* **Dataset content**
────────────────────

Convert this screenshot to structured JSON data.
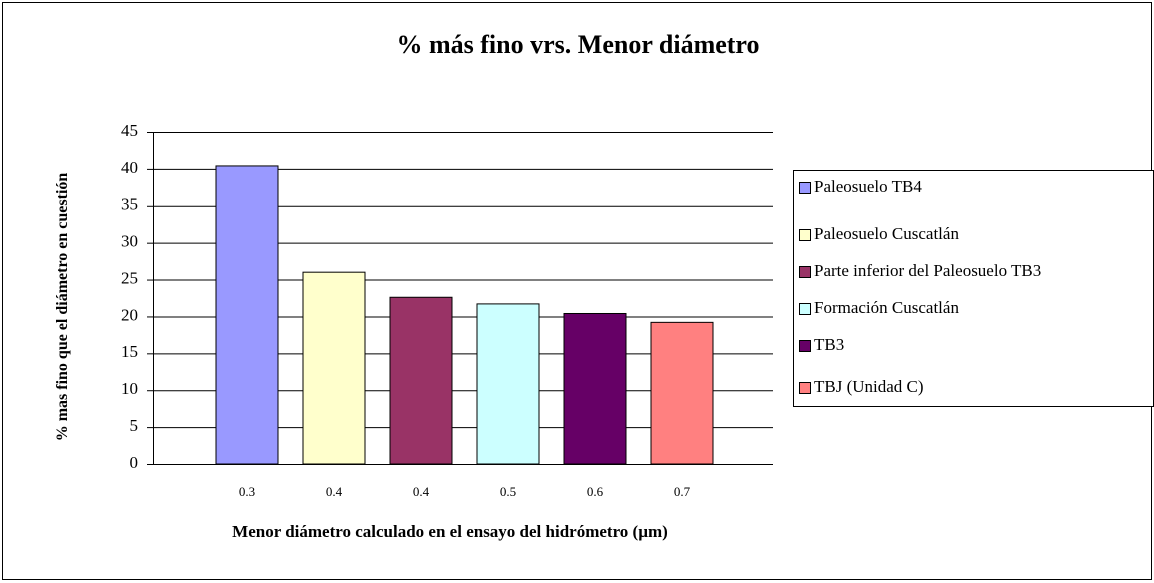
{
  "chart_data": {
    "type": "bar",
    "title": "% más fino vrs. Menor diámetro",
    "x_label": "Menor diámetro calculado en el ensayo del hidrómetro (µm)",
    "y_label": "% mas fino que el diámetro en cuestión",
    "categories": [
      "0.3",
      "0.4",
      "0.4",
      "0.5",
      "0.6",
      "0.7"
    ],
    "series": [
      {
        "name": "Paleosuelo TB4",
        "color": "#9999ff",
        "values": [
          40.4,
          null,
          null,
          null,
          null,
          null
        ]
      },
      {
        "name": "Paleosuelo Cuscatlán",
        "color": "#ffffcc",
        "values": [
          null,
          26,
          null,
          null,
          null,
          null
        ]
      },
      {
        "name": "Parte inferior del Paleosuelo TB3",
        "color": "#993366",
        "values": [
          null,
          null,
          22.6,
          null,
          null,
          null
        ]
      },
      {
        "name": "Formación Cuscatlán",
        "color": "#ccffff",
        "values": [
          null,
          null,
          null,
          21.7,
          null,
          null
        ]
      },
      {
        "name": "TB3",
        "color": "#660066",
        "values": [
          null,
          null,
          null,
          null,
          20.4,
          null
        ]
      },
      {
        "name": "TBJ (Unidad C)",
        "color": "#ff8080",
        "values": [
          null,
          null,
          null,
          null,
          null,
          19.2
        ]
      }
    ],
    "ylim": [
      0,
      45
    ],
    "yticks": [
      0,
      5,
      10,
      15,
      20,
      25,
      30,
      35,
      40,
      45
    ],
    "grid": true,
    "legend": "right"
  }
}
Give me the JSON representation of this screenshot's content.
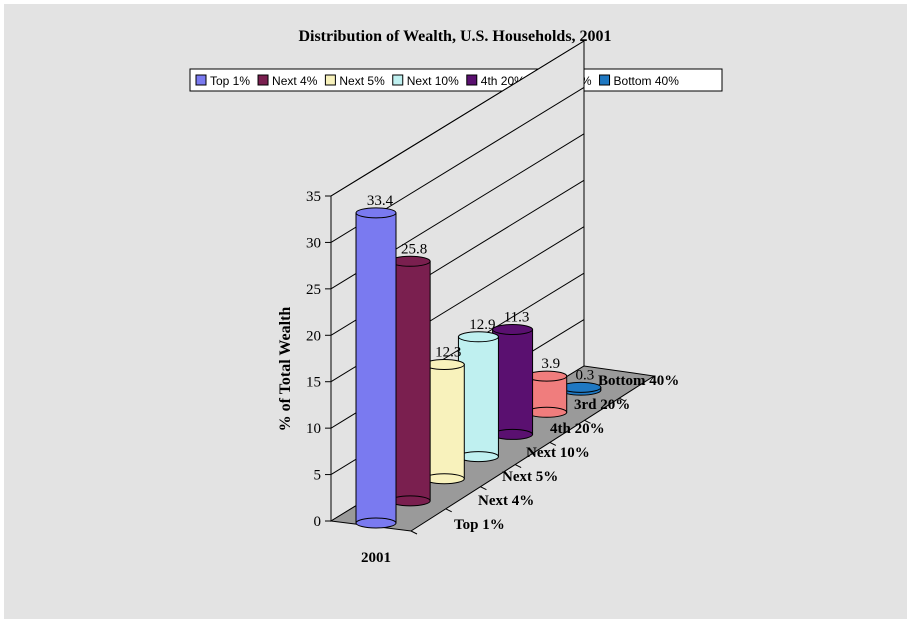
{
  "chart_data": {
    "type": "bar",
    "title": "Distribution of Wealth, U.S. Households, 2001",
    "ylabel": "%   of   Total   Wealth",
    "xlabel": "",
    "ylim": [
      0,
      35
    ],
    "y_ticks": [
      "0",
      "5",
      "10",
      "15",
      "20",
      "25",
      "30",
      "35"
    ],
    "categories": [
      "2001"
    ],
    "series": [
      {
        "name": "Top 1%",
        "values": [
          33.4
        ],
        "value_label": "33.4",
        "color": "#7a7af0"
      },
      {
        "name": "Next 4%",
        "values": [
          25.8
        ],
        "value_label": "25.8",
        "color": "#7a1f4f"
      },
      {
        "name": "Next 5%",
        "values": [
          12.3
        ],
        "value_label": "12.3",
        "color": "#f8f2bc"
      },
      {
        "name": "Next 10%",
        "values": [
          12.9
        ],
        "value_label": "12.9",
        "color": "#bff0f0"
      },
      {
        "name": "4th 20%",
        "values": [
          11.3
        ],
        "value_label": "11.3",
        "color": "#5a1070"
      },
      {
        "name": "3rd 20%",
        "values": [
          3.9
        ],
        "value_label": "3.9",
        "color": "#f07d7d"
      },
      {
        "name": "Bottom 40%",
        "values": [
          0.3
        ],
        "value_label": "0.3",
        "color": "#1f78c2"
      }
    ],
    "grid": true,
    "legend_position": "top"
  }
}
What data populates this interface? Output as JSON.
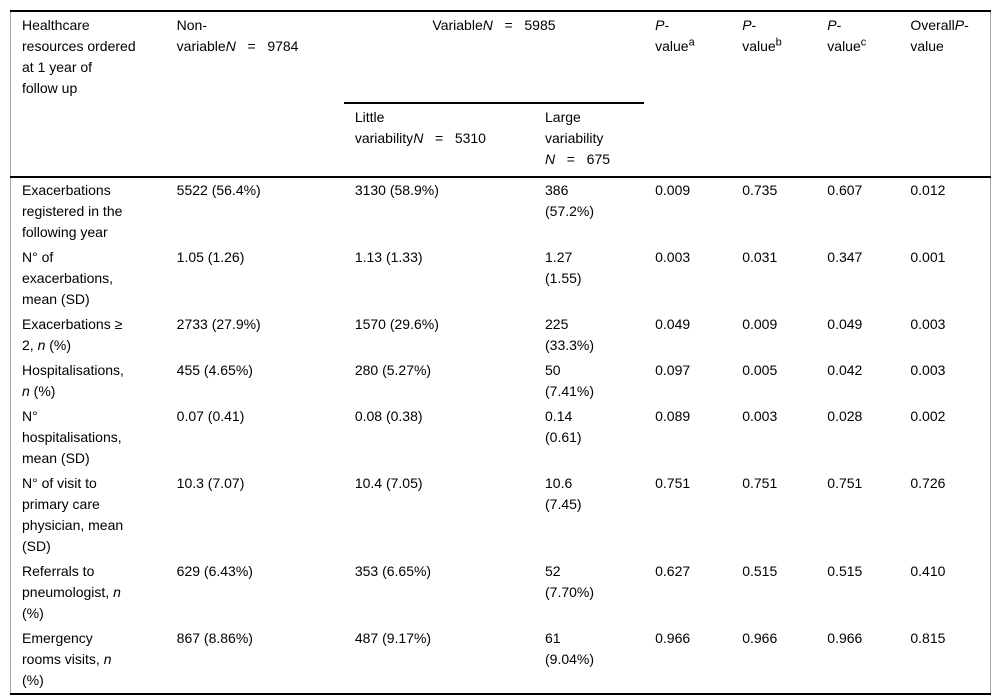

────────────────────

* **Given task**
Write out the lines of the listing from the one that holds "Give me the" to the very last line, both included, exactly as they appear and without any pictures.

* **Output for this exercise**
Give me the JSON representation of this screenshot's content.
{
  "chart_data": {
    "type": "bar",
    "title": "Distribution of Wealth, U.S. Households, 2001",
    "ylabel": "%   of   Total   Wealth",
    "xlabel": "",
    "ylim": [
      0,
      35
    ],
    "y_ticks": [
      "0",
      "5",
      "10",
      "15",
      "20",
      "25",
      "30",
      "35"
    ],
    "categories": [
      "2001"
    ],
    "series": [
      {
        "name": "Top 1%",
        "values": [
          33.4
        ],
        "value_label": "33.4",
        "color": "#7a7af0"
      },
      {
        "name": "Next 4%",
        "values": [
          25.8
        ],
        "value_label": "25.8",
        "color": "#7a1f4f"
      },
      {
        "name": "Next 5%",
        "values": [
          12.3
        ],
        "value_label": "12.3",
        "color": "#f8f2bc"
      },
      {
        "name": "Next 10%",
        "values": [
          12.9
        ],
        "value_label": "12.9",
        "color": "#bff0f0"
      },
      {
        "name": "4th 20%",
        "values": [
          11.3
        ],
        "value_label": "11.3",
        "color": "#5a1070"
      },
      {
        "name": "3rd 20%",
        "values": [
          3.9
        ],
        "value_label": "3.9",
        "color": "#f07d7d"
      },
      {
        "name": "Bottom 40%",
        "values": [
          0.3
        ],
        "value_label": "0.3",
        "color": "#1f78c2"
      }
    ],
    "grid": true,
    "legend_position": "top"
  }
}
What data populates this interface? Output as JSON.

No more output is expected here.